• WHAT YOU HAVE TO DO:
Determine how many lines include "FXCM". Give the number and nothing else.

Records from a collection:
☆ ☆ ☆ ☆ ☆ ☆ ☆

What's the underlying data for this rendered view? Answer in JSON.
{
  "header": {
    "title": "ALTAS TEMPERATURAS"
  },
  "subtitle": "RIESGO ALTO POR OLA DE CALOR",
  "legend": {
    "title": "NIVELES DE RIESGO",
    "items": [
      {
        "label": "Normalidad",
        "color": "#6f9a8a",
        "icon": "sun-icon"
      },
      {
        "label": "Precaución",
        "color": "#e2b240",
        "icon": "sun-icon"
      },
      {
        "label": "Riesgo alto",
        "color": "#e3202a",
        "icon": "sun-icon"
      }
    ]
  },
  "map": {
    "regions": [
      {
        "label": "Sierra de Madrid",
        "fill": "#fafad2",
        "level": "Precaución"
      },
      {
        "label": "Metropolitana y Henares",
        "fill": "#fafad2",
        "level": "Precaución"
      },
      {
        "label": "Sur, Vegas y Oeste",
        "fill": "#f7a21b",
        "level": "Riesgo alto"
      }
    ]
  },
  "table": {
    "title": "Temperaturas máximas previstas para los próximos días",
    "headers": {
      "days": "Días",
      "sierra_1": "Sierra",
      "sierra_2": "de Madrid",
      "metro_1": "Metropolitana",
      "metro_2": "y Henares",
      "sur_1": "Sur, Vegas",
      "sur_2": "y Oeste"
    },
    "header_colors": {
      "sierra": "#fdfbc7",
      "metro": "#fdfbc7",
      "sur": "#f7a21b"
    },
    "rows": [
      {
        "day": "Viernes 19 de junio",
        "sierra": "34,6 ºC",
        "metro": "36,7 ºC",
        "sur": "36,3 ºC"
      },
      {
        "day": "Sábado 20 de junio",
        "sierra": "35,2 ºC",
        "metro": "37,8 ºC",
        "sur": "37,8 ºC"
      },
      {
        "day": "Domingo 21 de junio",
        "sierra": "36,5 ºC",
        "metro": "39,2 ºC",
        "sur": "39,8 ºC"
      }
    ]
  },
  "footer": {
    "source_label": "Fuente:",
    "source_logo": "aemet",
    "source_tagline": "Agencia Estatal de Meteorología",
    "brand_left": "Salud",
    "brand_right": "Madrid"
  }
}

☆ ☆ ☆ ☆ ☆ ☆ ☆

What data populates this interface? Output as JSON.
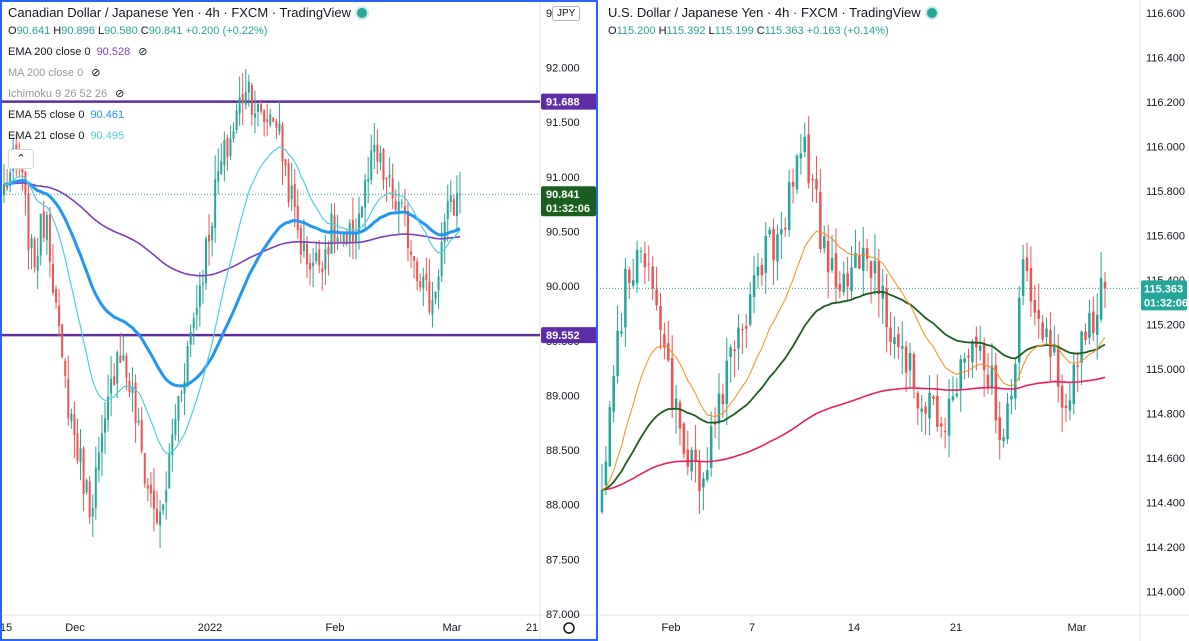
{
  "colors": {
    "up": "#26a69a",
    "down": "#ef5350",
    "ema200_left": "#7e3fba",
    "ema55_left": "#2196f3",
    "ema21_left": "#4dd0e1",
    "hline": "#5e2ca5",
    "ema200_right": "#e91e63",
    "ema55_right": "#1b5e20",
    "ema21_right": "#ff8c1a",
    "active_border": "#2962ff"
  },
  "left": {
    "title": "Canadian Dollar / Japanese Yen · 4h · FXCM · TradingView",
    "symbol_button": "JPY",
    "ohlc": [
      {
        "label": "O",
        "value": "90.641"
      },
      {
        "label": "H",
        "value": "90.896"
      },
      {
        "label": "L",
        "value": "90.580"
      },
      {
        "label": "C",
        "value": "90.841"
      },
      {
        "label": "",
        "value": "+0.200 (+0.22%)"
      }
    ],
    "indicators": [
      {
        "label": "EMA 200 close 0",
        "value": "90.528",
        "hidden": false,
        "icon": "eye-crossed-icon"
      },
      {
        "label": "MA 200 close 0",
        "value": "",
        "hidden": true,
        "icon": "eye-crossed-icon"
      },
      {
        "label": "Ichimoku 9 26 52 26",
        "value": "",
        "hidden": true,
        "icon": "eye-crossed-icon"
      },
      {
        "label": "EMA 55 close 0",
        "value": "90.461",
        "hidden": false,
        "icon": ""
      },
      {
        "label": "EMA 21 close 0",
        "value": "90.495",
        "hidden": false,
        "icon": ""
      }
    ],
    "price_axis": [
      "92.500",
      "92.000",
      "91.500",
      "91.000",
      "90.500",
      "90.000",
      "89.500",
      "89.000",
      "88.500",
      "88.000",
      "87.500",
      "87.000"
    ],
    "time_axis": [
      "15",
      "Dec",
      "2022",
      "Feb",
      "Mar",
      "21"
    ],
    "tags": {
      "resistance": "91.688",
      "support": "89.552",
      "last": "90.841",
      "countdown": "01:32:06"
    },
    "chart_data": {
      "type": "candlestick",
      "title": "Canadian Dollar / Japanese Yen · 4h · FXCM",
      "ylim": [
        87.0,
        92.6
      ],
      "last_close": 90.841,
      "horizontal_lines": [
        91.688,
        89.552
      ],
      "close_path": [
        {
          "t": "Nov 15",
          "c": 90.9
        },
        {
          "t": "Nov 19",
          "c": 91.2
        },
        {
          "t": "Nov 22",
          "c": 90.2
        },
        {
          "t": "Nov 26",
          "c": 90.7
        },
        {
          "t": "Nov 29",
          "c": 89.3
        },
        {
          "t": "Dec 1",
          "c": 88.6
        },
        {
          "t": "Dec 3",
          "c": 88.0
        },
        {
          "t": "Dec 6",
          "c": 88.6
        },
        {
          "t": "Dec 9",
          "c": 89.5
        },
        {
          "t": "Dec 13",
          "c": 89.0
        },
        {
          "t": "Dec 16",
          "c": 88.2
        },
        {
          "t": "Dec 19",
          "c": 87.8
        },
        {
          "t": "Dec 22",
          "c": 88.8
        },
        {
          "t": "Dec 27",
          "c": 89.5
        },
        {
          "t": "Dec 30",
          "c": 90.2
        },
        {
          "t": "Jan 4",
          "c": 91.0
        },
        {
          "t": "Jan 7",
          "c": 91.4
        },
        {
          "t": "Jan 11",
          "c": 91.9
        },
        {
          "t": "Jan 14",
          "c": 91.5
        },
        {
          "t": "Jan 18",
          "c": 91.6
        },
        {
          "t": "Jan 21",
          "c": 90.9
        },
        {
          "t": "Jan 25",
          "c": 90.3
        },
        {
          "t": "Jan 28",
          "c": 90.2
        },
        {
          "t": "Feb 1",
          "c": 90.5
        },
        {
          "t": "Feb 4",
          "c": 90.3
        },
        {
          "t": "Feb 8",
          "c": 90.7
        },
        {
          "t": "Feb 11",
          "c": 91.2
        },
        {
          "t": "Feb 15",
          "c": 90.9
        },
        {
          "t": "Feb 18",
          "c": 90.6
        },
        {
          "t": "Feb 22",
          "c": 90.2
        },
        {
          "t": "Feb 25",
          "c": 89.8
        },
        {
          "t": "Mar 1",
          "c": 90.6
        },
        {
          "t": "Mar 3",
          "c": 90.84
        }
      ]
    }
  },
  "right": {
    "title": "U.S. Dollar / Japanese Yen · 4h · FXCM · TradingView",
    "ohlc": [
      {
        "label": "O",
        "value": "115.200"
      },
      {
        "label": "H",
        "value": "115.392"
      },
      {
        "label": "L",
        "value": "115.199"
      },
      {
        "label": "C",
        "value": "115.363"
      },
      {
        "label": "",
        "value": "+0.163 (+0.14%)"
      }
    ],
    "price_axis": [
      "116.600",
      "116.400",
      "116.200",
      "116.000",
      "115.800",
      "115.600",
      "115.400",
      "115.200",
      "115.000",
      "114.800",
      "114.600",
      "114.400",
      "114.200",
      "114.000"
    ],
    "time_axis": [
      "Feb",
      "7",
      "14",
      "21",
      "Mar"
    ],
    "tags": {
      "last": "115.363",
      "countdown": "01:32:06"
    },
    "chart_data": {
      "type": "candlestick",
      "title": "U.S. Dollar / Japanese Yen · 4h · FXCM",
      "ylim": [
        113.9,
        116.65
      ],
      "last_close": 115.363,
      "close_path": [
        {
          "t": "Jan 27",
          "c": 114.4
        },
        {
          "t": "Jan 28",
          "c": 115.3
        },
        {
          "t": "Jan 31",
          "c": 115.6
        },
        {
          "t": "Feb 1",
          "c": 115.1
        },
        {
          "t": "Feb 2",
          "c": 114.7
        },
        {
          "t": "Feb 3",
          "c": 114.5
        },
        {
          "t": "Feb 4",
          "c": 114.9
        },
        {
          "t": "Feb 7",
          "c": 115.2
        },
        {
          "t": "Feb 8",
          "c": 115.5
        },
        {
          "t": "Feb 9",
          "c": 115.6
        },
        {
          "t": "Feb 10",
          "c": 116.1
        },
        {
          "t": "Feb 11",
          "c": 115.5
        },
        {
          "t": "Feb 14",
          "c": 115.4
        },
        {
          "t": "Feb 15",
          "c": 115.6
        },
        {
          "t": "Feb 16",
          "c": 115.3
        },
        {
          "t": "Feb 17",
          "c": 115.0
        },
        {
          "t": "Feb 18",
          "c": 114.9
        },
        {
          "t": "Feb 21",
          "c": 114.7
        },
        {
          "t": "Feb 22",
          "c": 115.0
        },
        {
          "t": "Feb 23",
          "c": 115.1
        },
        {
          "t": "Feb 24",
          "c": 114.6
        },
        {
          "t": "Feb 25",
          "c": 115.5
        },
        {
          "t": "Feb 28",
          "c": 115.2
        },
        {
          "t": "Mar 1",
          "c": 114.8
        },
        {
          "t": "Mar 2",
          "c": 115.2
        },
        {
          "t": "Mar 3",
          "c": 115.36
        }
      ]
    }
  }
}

☆ ☆ ☆ ☆ ☆ ☆ ☆

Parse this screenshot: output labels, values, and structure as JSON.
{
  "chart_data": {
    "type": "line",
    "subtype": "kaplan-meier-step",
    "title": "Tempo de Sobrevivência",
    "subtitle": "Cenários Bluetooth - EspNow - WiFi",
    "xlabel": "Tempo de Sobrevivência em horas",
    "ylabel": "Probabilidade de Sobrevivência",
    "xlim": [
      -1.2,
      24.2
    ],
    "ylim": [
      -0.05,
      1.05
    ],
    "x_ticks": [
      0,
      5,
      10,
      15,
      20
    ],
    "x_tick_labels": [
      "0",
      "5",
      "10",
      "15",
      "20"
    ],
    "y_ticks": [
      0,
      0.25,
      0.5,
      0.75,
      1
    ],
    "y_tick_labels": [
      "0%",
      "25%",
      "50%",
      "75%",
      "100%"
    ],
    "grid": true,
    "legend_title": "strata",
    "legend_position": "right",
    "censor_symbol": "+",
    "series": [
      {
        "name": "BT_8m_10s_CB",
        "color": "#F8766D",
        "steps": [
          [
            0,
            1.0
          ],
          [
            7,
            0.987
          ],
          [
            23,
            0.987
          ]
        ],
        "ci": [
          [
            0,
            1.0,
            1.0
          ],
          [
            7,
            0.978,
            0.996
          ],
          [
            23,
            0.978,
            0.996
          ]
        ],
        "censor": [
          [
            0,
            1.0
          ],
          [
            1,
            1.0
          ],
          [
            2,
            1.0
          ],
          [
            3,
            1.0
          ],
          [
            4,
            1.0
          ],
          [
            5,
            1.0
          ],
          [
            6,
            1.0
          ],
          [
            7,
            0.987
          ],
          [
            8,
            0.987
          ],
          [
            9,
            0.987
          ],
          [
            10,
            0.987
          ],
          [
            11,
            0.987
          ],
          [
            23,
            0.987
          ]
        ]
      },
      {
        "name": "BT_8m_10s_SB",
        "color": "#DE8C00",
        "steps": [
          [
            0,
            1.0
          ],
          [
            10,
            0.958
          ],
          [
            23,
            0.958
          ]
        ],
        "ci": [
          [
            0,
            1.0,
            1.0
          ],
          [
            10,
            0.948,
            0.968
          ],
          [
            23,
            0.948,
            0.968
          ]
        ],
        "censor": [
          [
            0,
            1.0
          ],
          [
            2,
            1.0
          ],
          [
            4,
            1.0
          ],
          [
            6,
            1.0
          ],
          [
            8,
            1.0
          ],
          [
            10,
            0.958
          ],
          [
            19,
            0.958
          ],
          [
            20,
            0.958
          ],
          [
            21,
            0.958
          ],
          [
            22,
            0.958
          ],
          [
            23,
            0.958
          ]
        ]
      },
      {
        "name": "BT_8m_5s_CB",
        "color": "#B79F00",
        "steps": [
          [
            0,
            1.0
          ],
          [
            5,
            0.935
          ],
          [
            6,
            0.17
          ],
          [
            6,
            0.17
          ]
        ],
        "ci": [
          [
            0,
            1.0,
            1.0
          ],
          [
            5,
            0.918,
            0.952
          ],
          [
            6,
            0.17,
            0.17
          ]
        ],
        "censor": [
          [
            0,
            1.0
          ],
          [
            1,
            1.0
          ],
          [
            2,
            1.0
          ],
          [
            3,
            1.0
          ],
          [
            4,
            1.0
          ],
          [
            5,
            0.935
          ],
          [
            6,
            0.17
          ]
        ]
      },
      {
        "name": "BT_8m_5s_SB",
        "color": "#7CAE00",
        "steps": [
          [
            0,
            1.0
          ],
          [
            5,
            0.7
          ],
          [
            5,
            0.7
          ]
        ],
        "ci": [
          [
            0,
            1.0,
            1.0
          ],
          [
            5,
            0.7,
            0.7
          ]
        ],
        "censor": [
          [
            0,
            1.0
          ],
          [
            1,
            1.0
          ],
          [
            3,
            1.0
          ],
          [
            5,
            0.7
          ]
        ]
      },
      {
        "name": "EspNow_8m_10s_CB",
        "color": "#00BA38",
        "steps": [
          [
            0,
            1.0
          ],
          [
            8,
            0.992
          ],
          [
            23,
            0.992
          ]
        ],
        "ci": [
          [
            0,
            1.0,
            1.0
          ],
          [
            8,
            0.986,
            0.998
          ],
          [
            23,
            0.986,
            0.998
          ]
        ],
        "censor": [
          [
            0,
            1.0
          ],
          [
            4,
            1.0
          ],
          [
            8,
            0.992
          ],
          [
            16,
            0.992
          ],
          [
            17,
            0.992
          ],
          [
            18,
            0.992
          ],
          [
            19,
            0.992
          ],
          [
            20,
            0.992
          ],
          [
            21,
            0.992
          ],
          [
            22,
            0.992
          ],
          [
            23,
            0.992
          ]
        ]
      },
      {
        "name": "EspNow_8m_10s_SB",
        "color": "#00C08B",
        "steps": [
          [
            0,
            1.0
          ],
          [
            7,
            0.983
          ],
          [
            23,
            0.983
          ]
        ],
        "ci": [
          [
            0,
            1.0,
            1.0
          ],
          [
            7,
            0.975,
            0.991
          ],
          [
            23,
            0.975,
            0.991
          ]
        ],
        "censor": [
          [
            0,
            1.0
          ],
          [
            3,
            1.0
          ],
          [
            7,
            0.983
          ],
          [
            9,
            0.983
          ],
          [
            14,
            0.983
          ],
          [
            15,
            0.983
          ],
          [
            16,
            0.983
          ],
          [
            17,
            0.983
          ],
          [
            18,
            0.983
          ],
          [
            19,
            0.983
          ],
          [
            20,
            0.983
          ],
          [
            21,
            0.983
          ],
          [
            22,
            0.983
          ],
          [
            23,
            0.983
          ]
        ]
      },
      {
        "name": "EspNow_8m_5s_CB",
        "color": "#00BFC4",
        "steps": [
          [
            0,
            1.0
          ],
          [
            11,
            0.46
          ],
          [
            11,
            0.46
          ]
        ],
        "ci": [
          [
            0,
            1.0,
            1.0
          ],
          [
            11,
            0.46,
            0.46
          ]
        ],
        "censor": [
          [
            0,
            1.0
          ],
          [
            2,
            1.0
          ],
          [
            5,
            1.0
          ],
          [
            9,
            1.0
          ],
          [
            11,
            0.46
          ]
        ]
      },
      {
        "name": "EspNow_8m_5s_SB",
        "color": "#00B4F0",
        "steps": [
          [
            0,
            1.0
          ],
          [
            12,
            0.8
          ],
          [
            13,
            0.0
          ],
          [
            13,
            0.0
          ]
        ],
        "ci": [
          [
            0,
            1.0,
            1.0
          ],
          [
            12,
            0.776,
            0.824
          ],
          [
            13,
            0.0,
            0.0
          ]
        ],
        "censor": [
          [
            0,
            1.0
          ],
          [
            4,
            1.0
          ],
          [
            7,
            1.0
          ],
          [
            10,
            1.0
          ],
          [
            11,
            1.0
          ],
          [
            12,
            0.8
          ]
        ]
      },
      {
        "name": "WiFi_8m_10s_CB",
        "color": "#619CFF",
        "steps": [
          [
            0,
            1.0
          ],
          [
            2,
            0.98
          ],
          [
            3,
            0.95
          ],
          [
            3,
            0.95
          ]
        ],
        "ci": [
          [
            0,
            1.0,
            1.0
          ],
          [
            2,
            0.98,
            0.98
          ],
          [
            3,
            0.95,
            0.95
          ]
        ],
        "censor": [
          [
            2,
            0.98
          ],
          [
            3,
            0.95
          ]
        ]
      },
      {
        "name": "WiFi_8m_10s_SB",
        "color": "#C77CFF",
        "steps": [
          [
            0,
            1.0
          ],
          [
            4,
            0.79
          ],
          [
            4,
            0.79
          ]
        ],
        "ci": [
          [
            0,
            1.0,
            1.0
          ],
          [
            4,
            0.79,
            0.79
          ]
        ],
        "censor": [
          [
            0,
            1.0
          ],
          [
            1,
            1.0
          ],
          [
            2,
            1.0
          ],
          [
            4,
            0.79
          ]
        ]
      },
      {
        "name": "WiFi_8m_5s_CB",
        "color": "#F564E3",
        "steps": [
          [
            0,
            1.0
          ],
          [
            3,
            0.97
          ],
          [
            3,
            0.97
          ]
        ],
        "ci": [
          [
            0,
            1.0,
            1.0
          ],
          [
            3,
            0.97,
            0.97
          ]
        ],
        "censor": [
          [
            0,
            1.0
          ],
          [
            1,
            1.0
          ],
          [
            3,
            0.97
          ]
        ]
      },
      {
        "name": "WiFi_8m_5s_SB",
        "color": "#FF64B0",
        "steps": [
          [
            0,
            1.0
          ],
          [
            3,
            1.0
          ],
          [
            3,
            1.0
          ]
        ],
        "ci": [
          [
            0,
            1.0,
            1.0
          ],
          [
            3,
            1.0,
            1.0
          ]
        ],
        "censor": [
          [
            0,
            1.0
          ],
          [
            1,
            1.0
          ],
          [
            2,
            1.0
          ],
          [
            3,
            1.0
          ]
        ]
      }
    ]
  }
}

☆ ☆ ☆ ☆ ☆ ☆ ☆

• TASK OUTPUT:
4